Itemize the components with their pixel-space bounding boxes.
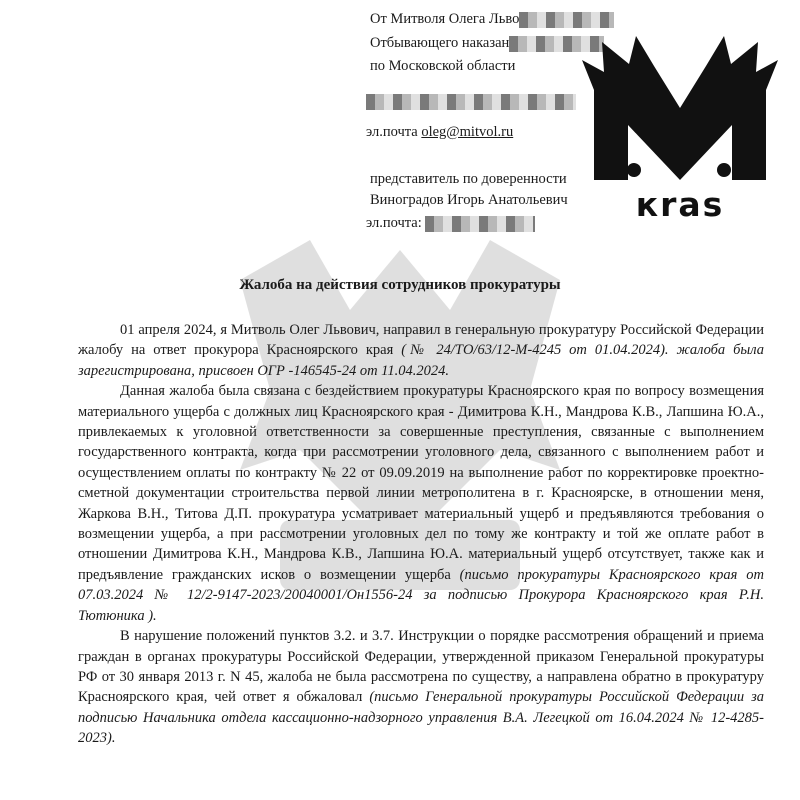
paragraph-3-citation: (письмо Генеральной прокуратуры Российской Федерации за подписью Начальника отдела кассационно-надзорного управления В.А. Легецкой от 16.04.2024 № 12-4285-2023).	[78, 689, 764, 747]
document-body	[78, 320, 764, 749]
paragraph-3-text: В нарушение положений пунктов 3.2. и 3.7. Инструкции о порядке рассмотрения обращений и приема граждан в органах прокуратуры Российской Федерации, утвержденной приказом Генеральной прокуратуры РФ от 30 января 2013 г. N 45, жалоба не была рассмотрена по существу, а направлена обратно в прокуратуру Красноярского края, чей ответ я обжаловал	[78, 628, 764, 706]
rep-email-label: эл.почта:	[366, 215, 422, 231]
sender-status-line	[370, 34, 604, 52]
paragraph-1-text: 01 апреля 2024, я Митволь Олег Львович, направил в генеральную прокуратуру Российской Федерации жалобу на ответ прокурора Красноярского края	[78, 322, 764, 359]
mascot-icon	[574, 30, 786, 190]
sender-status: Отбывающего наказан	[370, 35, 510, 51]
email-label: эл.почта	[366, 124, 418, 140]
redacted-block	[425, 216, 535, 232]
logo-text: кras	[635, 185, 725, 224]
paragraph-1	[78, 320, 764, 381]
sender-email-link[interactable]: oleg@mitvol.ru	[421, 124, 514, 140]
paragraph-2	[78, 381, 764, 626]
sender-line	[370, 10, 614, 28]
sender-name: От Митволя Олега Льво	[370, 11, 520, 27]
sender-email-line	[366, 123, 513, 141]
representative-email-line	[366, 214, 535, 232]
sender-region: по Московской области	[370, 58, 516, 74]
redacted-line	[366, 92, 576, 110]
paragraph-2-citation: (письмо прокуратуры Красноярского края от 07.03.2024 № 12/2-9147-2023/20040001/Он1556-24 за подписью Прокурора Красноярского края Р.Н. Тютюника ).	[78, 566, 764, 624]
paragraph-1-citation: (№ 24/ТО/63/12-М-4245 от 01.04.2024). жалоба была зарегистрирована, присвоен ОГР -146545-24 от 11.04.2024.	[78, 342, 764, 379]
redacted-block	[366, 94, 576, 110]
redacted-block	[519, 12, 614, 28]
paragraph-3	[78, 626, 764, 748]
paragraph-2-text: Данная жалоба была связана с бездействием прокуратуры Красноярского края по вопросу возмещения материального ущерба с должных лиц Красноярского края - Димитрова К.Н., Мандрова К.В., Лапшина Ю.А., привлекаемых к уголовной ответственности за совершенные преступления, связанные с выполнением государственного контракта, когда при рассмотрении уголовного дела, связанного с выполнением работ и осуществлением оплаты по контракту № 22 от 09.09.2019 на выполнение работ по корректировке проектно-сметной документации строительства первой линии метрополитена в г. Красноярске, в отношении меня, Жаркова В.Н., Титова Д.П. прокуратура усматривает материальный ущерб и предъявляются требования о возмещении ущерба, а при рассмотрении уголовных дел по тому же контракту и той же оплате работ в отношении Димитрова К.Н., Мандрова К.В., Лапшина Ю.А. материальный ущерб отсутствует, также как и предъявление гражданских исков о возмещении ущерба	[78, 383, 764, 583]
representative-label: представитель по доверенности	[370, 171, 567, 187]
document-title: Жалоба на действия сотрудников прокуратуры	[239, 277, 561, 293]
kras-logo	[574, 30, 786, 252]
representative-name: Виноградов Игорь Анатольевич	[370, 192, 568, 208]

- **Task instructions**
Reproduce verbatim the lines of the material from the line containing "paragraph-3-citation: (письмо Генеральной" through the line containing "34, 604, 52]", including both of those lines.

- **Solution for this task**
paragraph-3-citation: (письмо Генеральной прокуратуры Российской Федерации за подписью Начальника отдела кассационно-надзорного управления В.А. Легецкой от 16.04.2024 № 12-4285-2023).	[78, 689, 764, 747]
document-body	[78, 320, 764, 749]
paragraph-3-text: В нарушение положений пунктов 3.2. и 3.7. Инструкции о порядке рассмотрения обращений и приема граждан в органах прокуратуры Российской Федерации, утвержденной приказом Генеральной прокуратуры РФ от 30 января 2013 г. N 45, жалоба не была рассмотрена по существу, а направлена обратно в прокуратуру Красноярского края, чей ответ я обжаловал	[78, 628, 764, 706]
rep-email-label: эл.почта:	[366, 215, 422, 231]
sender-status-line	[370, 34, 604, 52]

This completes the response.